**Work to complete:**
Below are the records; pull every line that includes "skuff".

(Recorded data)
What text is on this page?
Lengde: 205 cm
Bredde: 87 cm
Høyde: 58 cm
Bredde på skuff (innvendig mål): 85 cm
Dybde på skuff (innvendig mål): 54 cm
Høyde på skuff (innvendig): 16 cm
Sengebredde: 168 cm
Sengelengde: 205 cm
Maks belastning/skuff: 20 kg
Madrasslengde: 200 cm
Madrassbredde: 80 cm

...

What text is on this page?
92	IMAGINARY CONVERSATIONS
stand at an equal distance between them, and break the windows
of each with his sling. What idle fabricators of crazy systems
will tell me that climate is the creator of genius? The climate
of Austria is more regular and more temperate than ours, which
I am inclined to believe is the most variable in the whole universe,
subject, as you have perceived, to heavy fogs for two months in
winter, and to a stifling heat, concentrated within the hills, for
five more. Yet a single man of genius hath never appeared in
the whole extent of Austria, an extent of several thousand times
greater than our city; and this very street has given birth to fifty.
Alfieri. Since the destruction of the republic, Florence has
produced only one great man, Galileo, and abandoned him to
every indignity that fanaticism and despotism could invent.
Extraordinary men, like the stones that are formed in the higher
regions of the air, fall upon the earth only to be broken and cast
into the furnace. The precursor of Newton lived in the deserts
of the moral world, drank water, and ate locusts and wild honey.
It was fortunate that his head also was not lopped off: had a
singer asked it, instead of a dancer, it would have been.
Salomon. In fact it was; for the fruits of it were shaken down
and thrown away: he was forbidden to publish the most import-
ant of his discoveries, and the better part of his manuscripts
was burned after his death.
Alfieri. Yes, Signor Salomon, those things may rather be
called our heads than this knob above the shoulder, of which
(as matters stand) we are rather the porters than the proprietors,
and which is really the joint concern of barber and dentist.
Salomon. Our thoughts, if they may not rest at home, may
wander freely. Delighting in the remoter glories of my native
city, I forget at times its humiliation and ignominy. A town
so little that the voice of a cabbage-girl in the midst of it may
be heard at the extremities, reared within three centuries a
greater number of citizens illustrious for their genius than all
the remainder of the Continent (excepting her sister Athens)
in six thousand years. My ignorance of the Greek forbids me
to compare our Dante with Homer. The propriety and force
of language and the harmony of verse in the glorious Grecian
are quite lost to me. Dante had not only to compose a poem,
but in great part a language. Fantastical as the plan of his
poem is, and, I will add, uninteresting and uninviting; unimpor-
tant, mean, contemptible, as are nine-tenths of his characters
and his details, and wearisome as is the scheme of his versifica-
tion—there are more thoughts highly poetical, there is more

**Result of this exercise:**
Bredde på skuff (innvendig mål): 85 cm
Dybde på skuff (innvendig mål): 54 cm
Høyde på skuff (innvendig): 16 cm
Maks belastning/skuff: 20 kg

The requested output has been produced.